* Task prompt
In the listing below, locate the lines that hold "title" and copy them.

-- BEGIN Dataset records --

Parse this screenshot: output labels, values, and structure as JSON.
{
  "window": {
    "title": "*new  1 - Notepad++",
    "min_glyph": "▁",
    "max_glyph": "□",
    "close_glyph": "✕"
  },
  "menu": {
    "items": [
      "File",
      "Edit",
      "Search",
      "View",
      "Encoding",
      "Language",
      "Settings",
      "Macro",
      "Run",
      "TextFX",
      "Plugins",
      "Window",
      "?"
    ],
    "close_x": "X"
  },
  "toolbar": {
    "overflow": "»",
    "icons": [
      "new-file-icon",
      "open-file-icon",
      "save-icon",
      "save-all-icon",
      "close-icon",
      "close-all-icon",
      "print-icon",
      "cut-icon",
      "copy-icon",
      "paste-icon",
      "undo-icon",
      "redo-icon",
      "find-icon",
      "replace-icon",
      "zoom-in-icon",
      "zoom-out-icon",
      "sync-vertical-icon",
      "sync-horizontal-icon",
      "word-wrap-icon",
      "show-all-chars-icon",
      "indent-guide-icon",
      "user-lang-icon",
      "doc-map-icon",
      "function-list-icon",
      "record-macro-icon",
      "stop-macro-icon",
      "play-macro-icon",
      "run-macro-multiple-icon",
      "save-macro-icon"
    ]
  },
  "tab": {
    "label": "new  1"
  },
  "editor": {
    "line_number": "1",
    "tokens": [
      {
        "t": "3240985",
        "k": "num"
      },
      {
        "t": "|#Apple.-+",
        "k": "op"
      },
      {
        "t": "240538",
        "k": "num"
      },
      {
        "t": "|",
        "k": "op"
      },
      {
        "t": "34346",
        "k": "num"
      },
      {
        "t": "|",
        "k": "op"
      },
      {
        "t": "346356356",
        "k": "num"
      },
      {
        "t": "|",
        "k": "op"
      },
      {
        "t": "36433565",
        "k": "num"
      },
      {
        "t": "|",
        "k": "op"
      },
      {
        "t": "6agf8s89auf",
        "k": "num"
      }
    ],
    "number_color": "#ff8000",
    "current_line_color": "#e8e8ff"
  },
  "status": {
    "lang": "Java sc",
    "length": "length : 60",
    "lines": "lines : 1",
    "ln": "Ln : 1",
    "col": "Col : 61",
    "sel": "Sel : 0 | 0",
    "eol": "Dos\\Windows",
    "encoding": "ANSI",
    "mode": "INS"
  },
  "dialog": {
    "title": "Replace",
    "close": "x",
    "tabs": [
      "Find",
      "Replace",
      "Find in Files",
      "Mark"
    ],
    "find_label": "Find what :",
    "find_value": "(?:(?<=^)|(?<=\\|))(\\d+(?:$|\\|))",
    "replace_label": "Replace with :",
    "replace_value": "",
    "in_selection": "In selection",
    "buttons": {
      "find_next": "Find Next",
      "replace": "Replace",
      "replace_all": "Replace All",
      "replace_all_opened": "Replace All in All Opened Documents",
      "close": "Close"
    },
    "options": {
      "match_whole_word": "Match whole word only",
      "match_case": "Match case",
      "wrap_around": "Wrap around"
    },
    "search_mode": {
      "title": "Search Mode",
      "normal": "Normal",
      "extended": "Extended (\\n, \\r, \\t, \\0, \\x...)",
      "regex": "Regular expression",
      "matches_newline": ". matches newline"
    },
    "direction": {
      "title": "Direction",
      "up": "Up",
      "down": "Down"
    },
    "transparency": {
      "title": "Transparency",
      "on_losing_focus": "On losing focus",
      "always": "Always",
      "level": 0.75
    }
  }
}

-- END Dataset records --

* Result
    "title": "*new  1 - Notepad++",
    "title": "Replace",
      "title": "Search Mode",
      "title": "Direction",
      "title": "Transparency",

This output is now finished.